WORK TO COMPLETE:
Rewrite the records below from the line with "Patent image size: (586, 533)." to the line with "The inwardly extending", changing "radial section" to "radial cross-section" and leaving everything else as it is.

DATASET ROWS:

━━━

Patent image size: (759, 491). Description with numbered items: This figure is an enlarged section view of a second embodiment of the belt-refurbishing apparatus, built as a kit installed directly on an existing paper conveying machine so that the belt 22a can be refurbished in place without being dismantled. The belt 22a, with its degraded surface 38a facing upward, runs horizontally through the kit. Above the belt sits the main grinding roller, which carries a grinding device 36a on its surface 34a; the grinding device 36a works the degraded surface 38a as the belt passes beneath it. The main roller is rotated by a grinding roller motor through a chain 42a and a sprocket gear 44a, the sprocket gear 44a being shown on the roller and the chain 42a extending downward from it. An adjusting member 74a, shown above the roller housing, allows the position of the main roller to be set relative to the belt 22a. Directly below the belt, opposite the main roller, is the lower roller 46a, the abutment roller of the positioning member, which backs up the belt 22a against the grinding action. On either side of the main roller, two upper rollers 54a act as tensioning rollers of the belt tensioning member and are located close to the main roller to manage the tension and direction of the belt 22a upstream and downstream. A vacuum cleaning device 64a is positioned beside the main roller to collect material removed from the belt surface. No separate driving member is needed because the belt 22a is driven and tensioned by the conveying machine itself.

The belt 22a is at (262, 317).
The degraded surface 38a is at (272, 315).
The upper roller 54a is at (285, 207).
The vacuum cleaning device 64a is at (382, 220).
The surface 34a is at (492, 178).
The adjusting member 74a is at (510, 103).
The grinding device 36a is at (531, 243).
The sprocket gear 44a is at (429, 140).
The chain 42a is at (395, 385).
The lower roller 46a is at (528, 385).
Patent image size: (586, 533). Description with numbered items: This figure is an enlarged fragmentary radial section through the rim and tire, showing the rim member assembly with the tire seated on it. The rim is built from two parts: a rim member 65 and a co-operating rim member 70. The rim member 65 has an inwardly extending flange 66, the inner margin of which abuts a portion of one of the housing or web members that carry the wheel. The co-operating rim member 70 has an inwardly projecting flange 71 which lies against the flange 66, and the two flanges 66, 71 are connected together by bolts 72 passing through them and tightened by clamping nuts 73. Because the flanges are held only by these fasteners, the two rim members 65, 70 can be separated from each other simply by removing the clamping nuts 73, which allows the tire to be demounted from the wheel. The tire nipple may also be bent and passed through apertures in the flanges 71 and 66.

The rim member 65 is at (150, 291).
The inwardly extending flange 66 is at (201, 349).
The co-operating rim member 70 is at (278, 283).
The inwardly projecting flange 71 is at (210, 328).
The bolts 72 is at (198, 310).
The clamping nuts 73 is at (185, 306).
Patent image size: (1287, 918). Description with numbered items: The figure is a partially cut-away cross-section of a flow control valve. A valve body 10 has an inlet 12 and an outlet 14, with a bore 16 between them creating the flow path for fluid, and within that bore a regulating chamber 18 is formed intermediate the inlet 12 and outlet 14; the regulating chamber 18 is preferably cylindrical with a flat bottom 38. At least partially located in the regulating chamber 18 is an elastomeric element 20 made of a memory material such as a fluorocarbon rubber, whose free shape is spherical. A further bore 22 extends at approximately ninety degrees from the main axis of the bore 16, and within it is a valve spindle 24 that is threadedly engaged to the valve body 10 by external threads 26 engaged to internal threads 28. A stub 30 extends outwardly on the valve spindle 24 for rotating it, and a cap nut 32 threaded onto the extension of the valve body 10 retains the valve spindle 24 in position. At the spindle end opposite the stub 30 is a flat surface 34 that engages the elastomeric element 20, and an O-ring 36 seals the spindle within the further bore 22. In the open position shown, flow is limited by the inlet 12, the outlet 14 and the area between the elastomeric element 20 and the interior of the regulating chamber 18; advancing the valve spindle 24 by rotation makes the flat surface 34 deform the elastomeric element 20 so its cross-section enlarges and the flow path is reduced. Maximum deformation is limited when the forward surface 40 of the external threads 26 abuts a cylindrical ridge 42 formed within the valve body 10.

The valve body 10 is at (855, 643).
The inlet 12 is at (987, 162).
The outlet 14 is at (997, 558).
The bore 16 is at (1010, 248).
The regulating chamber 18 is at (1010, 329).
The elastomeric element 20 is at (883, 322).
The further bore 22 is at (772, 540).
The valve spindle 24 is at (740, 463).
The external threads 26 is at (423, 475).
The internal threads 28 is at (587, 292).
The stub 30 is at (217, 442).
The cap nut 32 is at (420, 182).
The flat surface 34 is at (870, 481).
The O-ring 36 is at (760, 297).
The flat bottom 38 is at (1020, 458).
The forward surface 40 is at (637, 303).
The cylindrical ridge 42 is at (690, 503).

━━━

WORKED SOLUTION:
Patent image size: (586, 533). Description with numbered items: This figure is an enlarged fragmentary radial cross-section through the rim and tire, showing the rim member assembly with the tire seated on it. The rim is built from two parts: a rim member 65 and a co-operating rim member 70. The rim member 65 has an inwardly extending flange 66, the inner margin of which abuts a portion of one of the housing or web members that carry the wheel. The co-operating rim member 70 has an inwardly projecting flange 71 which lies against the flange 66, and the two flanges 66, 71 are connected together by bolts 72 passing through them and tightened by clamping nuts 73. Because the flanges are held only by these fasteners, the two rim members 65, 70 can be separated from each other simply by removing the clamping nuts 73, which allows the tire to be demounted from the wheel. The tire nipple may also be bent and passed through apertures in the flanges 71 and 66.

The rim member 65 is at (150, 291).
The inwardly extending flange 66 is at (201, 349).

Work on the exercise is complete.